▶ [Extracted text]:
§

David Saxe, photographed at his home somewhere in a southern U.S. state, via the Internet on December 22, 2007. [See note below.]

Saxe, whom I’ve known longer than just about anyone still living on this planet, has hardly been mentioned in these pages. That’s partly due to the fact that I know he’s a regular reader here and so I hesitate to embarrass the fellow.

We were in the same eighth grade class at West Hill but I barely knew him then. Marvin Minkoff whispered to me once that David’s brother was a “beatnik” and that was good enough for me. Henry’s an artist and that alone made him a beatnik in Minkoff’s view. Minkoff once spotted me walking home home with a jazz record in hand (Jazz in Transition, a rare item these days) and that made me a beatnik, too, so there ya go.

§

▶ [Listed entries]:

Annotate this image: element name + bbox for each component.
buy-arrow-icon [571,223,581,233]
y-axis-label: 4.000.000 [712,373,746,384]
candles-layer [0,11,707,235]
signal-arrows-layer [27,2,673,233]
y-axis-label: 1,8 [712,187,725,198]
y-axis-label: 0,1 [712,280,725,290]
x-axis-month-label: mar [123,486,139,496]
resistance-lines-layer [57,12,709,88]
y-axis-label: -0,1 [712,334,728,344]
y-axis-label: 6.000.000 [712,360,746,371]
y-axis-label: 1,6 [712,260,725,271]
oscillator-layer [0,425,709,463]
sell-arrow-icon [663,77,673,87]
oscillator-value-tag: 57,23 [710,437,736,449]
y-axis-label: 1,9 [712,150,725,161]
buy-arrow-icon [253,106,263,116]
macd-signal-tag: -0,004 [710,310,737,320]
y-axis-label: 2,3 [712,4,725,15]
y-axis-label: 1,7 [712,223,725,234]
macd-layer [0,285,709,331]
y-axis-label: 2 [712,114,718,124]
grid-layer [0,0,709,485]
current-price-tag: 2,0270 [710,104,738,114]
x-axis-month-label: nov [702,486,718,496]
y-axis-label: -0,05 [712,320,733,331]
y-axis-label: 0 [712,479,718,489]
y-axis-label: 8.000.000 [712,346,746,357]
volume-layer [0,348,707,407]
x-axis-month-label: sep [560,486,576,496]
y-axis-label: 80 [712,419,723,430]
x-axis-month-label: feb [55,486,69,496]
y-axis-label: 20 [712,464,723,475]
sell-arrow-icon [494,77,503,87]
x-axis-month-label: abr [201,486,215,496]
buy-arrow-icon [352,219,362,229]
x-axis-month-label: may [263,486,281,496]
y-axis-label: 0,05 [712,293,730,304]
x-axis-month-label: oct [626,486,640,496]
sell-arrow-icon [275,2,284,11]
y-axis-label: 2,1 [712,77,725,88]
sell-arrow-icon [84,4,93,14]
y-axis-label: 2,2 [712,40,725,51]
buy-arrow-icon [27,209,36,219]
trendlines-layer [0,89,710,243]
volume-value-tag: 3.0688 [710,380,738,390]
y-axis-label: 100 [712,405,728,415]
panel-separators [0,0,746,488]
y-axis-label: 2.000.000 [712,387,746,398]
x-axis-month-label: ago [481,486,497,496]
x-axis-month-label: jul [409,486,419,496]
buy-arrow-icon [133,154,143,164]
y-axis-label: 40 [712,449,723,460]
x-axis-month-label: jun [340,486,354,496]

§

▶ [Problems]:
1. In the piece about David Saxe, what record was the writer carrying when Minkoff spotted them walking home?
2. Carry the piece about David Saxe forward from its last sentence.
The rows can be left aside.

▶ [Answers in order]:
1. Jazz in Transition.

2.
I’m not sure what happened between eighth grade (I quit school the following year so that I could get on with my real life) and the Guilbault Street days by which time we were hanging out on a regular basis, listening to and exchanging jazz records, drinking beer nightly at the Swiss Hut, smoking weed, playing snooker at the Montreal Pool Room, and the like. Saxe was a student at the École des Beaux-Arts and was never without his Rapidograph, drawing endlessly on everything and his talent was impressive, to say the least. Eventually he was also carrying a camera around and was already a better photographer than I would ever be, so it’s not surprising he’s now one of the best and most interesting photographers on the planet.

Speaking of the Internet, I have to say that amongst its many miracles it is wholly responsible for David and I continuing our friendship after all these years. Without it we’d see each other once a decade and perhaps exchange a letter or two in alternate centuries. But in 1992 he was the only person aside from myself with an email address and so we began a correspondence that continues to this day and now comprises over 20,000 pages of text which elucidates the entire history of the second half of the twentieth century. At least as it applied to us.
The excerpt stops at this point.